> _DATASET RECORDS_
--- BEGIN ---

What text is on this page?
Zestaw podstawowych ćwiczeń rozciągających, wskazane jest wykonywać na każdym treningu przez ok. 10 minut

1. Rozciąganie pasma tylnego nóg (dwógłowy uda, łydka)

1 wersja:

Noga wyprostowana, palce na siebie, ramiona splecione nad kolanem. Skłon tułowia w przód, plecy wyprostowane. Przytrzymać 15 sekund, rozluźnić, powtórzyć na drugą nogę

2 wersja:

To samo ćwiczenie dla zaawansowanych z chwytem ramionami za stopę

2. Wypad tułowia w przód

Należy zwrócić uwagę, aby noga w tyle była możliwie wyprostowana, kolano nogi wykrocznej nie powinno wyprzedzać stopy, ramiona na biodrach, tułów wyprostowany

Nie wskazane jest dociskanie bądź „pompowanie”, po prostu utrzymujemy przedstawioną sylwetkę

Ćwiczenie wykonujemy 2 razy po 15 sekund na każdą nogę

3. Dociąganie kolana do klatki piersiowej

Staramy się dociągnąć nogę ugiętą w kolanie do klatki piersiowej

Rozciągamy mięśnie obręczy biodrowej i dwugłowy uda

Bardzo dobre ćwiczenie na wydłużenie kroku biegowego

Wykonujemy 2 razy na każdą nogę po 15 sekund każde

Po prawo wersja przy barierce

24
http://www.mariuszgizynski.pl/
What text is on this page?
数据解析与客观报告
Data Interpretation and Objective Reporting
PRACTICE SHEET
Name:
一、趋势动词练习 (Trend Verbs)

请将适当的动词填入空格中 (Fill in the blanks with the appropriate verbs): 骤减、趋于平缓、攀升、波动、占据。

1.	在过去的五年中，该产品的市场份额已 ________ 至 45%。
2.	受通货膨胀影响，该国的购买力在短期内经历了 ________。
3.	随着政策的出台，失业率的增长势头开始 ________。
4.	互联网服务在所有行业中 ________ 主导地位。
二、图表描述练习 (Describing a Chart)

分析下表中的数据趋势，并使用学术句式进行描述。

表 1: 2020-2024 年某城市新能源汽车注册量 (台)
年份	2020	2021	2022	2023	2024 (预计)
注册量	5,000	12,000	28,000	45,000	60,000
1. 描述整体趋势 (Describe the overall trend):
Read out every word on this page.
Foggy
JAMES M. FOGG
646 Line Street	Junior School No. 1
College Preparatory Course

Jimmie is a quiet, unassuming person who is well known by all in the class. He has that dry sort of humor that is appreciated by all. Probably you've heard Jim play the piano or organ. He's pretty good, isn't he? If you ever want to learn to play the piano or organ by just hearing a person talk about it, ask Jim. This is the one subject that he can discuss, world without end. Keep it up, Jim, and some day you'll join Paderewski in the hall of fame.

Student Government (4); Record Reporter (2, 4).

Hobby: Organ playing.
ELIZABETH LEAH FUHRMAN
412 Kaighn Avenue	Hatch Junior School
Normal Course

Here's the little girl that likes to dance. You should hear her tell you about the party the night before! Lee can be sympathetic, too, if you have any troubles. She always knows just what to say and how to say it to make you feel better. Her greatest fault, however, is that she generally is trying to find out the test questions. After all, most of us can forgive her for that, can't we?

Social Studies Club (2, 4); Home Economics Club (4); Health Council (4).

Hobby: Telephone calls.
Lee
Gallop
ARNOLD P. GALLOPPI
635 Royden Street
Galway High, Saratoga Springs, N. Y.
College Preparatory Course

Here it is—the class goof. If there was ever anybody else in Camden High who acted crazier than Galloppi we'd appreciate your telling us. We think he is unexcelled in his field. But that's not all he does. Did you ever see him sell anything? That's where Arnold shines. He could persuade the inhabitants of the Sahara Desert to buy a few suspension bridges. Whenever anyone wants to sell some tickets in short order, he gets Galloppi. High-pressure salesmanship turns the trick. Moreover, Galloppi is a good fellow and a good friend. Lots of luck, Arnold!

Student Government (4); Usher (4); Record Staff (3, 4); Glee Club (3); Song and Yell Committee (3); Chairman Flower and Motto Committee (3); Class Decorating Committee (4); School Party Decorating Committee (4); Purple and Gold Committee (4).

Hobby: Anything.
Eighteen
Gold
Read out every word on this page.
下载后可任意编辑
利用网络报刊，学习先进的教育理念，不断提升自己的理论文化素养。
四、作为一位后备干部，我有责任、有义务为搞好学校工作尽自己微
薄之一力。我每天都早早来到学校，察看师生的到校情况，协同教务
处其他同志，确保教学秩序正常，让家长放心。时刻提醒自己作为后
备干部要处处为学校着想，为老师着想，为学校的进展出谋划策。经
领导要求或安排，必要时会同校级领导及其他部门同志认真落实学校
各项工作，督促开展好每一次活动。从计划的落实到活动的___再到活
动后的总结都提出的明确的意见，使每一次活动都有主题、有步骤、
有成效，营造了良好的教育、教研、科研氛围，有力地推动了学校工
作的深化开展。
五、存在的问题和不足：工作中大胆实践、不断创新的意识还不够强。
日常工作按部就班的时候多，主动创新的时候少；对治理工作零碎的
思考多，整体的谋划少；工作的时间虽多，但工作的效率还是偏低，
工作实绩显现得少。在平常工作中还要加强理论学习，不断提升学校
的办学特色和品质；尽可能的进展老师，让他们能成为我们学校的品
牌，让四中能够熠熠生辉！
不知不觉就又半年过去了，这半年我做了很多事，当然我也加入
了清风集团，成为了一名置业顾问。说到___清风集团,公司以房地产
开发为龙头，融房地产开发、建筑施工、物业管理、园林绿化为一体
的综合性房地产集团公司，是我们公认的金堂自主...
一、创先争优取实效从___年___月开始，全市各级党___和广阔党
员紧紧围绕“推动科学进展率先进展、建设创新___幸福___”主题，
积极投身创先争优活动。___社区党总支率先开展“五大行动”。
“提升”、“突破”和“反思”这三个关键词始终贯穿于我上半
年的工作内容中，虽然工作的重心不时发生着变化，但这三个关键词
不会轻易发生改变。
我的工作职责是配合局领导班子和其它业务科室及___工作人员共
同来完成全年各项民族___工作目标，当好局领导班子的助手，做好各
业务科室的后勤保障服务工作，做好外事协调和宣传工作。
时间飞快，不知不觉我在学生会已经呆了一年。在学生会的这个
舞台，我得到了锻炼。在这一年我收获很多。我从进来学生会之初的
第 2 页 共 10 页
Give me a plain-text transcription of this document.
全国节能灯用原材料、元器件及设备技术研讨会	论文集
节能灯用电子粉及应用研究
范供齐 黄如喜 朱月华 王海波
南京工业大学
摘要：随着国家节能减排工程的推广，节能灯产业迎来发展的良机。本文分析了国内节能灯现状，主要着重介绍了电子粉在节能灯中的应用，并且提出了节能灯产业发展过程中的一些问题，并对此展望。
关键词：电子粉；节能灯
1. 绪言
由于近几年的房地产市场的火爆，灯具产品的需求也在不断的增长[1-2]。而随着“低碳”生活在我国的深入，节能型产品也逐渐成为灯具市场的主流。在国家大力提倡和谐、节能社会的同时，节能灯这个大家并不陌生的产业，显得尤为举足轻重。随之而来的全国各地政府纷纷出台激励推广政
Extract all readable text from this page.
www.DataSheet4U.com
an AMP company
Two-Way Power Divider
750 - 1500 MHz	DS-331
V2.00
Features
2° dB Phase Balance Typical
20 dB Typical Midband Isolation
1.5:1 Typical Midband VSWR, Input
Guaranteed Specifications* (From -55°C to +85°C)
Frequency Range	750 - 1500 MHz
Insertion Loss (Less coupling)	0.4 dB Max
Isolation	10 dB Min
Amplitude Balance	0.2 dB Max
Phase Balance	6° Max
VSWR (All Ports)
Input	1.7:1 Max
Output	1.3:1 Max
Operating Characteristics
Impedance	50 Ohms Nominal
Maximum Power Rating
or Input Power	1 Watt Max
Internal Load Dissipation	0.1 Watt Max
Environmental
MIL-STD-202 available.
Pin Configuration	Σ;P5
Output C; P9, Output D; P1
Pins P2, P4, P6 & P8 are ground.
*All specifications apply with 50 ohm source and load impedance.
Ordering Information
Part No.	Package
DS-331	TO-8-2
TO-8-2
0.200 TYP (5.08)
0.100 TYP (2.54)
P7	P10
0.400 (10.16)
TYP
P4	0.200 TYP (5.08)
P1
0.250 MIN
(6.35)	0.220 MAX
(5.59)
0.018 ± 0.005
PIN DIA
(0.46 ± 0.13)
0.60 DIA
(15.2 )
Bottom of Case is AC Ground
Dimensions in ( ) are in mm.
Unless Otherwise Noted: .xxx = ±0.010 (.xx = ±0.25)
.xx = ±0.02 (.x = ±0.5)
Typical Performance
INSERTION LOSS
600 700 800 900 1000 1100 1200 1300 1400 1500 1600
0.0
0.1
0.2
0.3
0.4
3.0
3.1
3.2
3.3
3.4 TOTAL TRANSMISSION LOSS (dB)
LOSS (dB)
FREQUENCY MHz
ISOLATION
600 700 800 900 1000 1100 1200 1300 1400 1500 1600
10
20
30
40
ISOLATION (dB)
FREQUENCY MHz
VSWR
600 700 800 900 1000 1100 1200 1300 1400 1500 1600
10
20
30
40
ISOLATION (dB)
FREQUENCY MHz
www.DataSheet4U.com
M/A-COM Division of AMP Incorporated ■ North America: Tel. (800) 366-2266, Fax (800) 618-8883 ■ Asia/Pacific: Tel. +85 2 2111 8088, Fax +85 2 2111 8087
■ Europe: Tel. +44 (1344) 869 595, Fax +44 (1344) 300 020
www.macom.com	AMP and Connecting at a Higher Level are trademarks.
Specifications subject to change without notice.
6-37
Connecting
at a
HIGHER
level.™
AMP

--- END ---

> _PROBLEM DESCRIPTION_
Work out how many lines of the data above contain the string "wyprostowana" and give the number alone.

> _RESPONSE FOR THIS EXERCISE_
2